• [KUTIPAN TEKS]
·····

Pengantar Edisi Bahasa Indonesia
Dramaturgi Pascadramatik: Resonansi antara Asia dan Eropa
Kai Tuchmann
Postdramatic Dramaturgies: Resonances between Asia and Europe terbit pada Maret 2022. Saya sangat bersyukur dan senang dengan terjemahannya yang pertama ini—dalam bahasa Indonesia. Saya sangat berutang budi kepada Ibed S. Yuga dari Kalabuku. Kalimat-kalimat berikut ini adalah upaya untuk memudahkan para pembaca terjemahan bahasa Indonesia di masa mendatang saat membaca buku saya, dengan menyoroti secara singkat konteks di balik penerbitannya. Hal ini sangat penting karena menandai publikasi buku terjemahan pertama tentang teater pascadramatik dalam bahasa Indonesia.
Buku saya diawali dengan moto berikut—yang diambil dari kata pengantar kumpulan puisi Rumput Liar (Wild Grass) karya Lu Xun:
Dari tanah liat kehidupan yang ditinggalkan di tanah tidak menumbuhkan pohon-pohon tinggi, hanya rumput liar. […]
Rumput liar tidak memiliki akar yang dalam, tidak memiliki bunga dan daun yang indah, tetapi ia menyerap embun, air, darah, dan daging orang mati […]. Selama hidup, ia diinjak-injak dan dipotong, sampai mati dan membusuk.
Namun, aku tidak khawatir; aku senang. Aku akan tertawa keras dan bernyanyi.
Saya teringat kembali dengan moto tersebut ketika menulis pengantar untuk edisi bahasa Indonesia ini, karena dalam waktu yang lama saya sebenarnya ingin memberi judul buku ini “Rumput Liar”. Namun, persoalan-persoalan yang biasa terjadi dalam proses penerbitan membuat saya mempertimbangkan kembali judul awal ini (judul yang agak membosankan, Postdramatic Dramaturgies: Resonances between Asia and Europe, memudahkan algoritma pencarian dalam mengidentifikasi buku ini bagi para pembaca buku teater). Sekarang, saya ingin membangkitkan kembali judul awal tersebut karena saya benar-benar merasa bahwa Rumput Liar karya Lu Xun secara sempurna berhasil membahasakan praktik-praktik teater yang ada dalam buku ini. Praktik-praktik yang terutama tidak peduli dengan masalah keindahan, dan seperti rumput liar, praktik-praktik yang memelihara hubungan dengan realitas, yang halus dan sering kali terabaikan, sejarah orang-orang sebelum kita yang terabaikan dan terlupakan. Dalam beberapa hal, memunculkan kembali Rumput Liar karya Lu Xun menunjukkan nilai guna praktik-praktik teater yang ada dalam buku ini, karena mereka tidak membiarkan arsip-arsip tertidur.

·····

• [BARIS DATA]

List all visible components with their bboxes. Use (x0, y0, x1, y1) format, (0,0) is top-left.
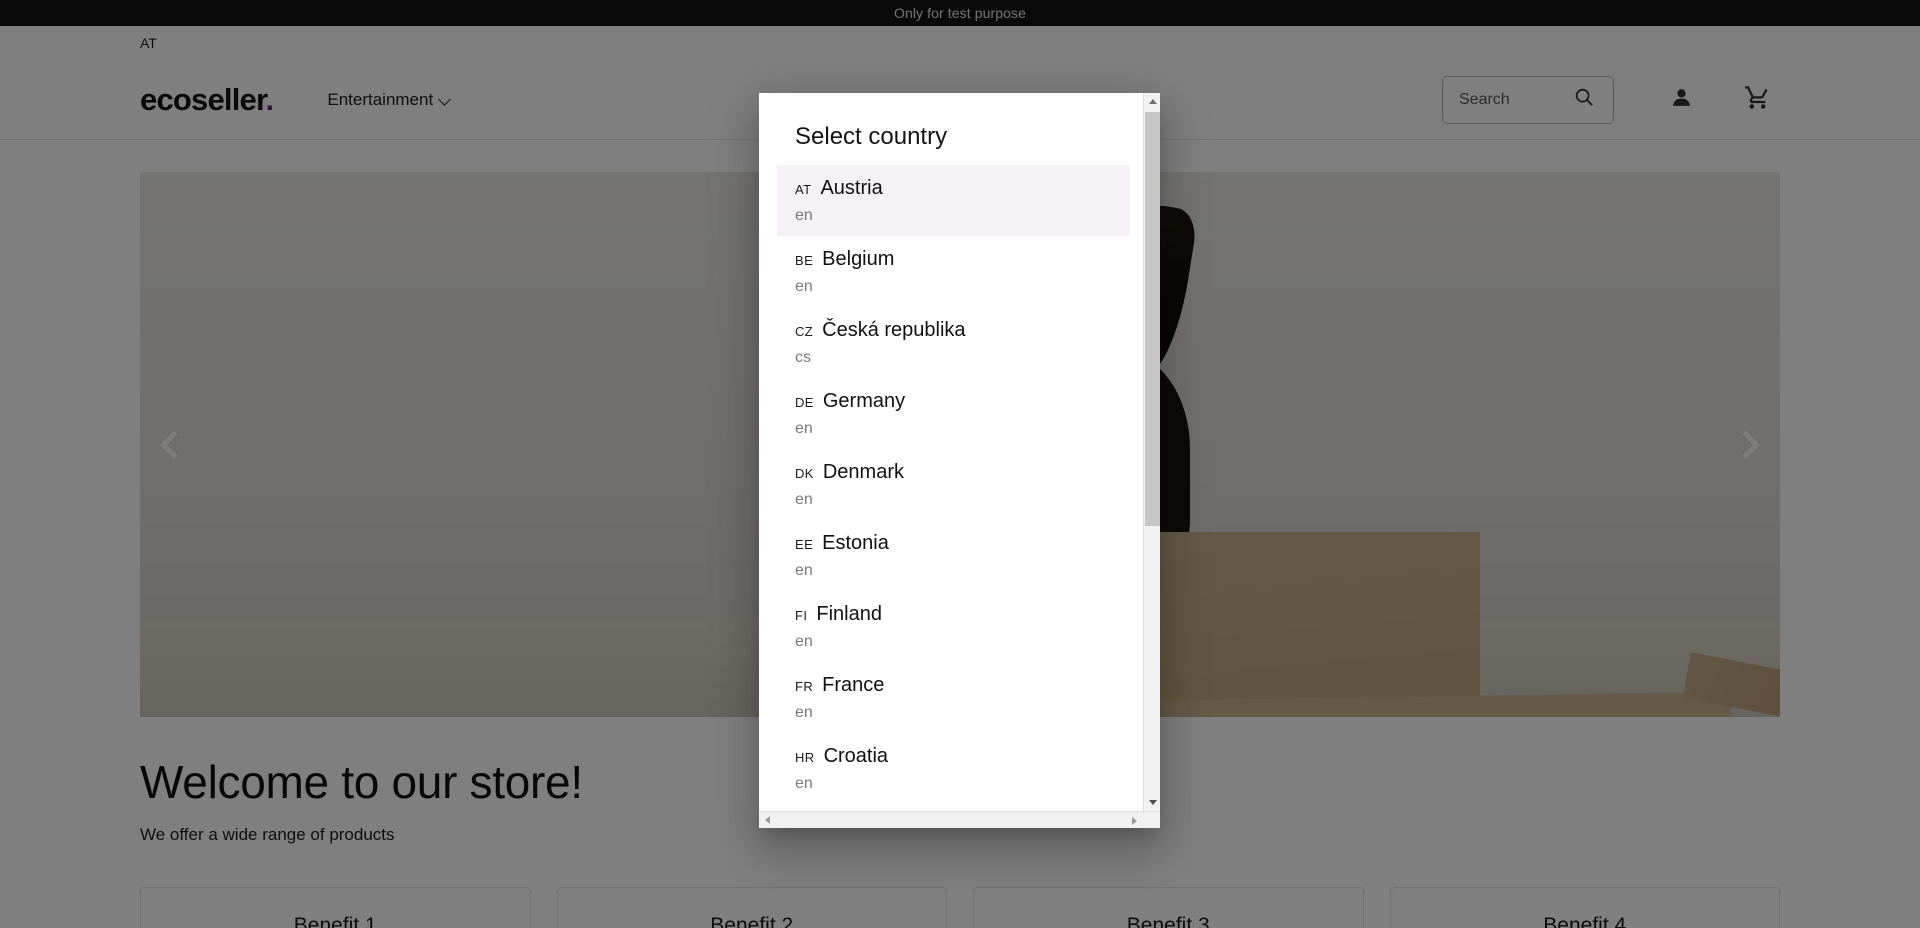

·····

• [TUGAS ANDA]
Jawablah pertanyaan-pertanyaan berikut berdasarkan kutipan teks tentang dramaturgi pascadramatik.
1. Kapan Postdramatic Dramaturgies: Resonances between Asia and Europe terbit?
2. Dari kumpulan puisi apa moto pembuka buku itu diambil?
3. Judul apa yang dalam waktu lama ingin diberikan penulis untuk buku itu?

• [PENYELESAIAN]
1. Maret 2022.
2. Dari kata pengantar kumpulan puisi Rumput Liar (Wild Grass) karya Lu Xun.
3. “Rumput Liar”.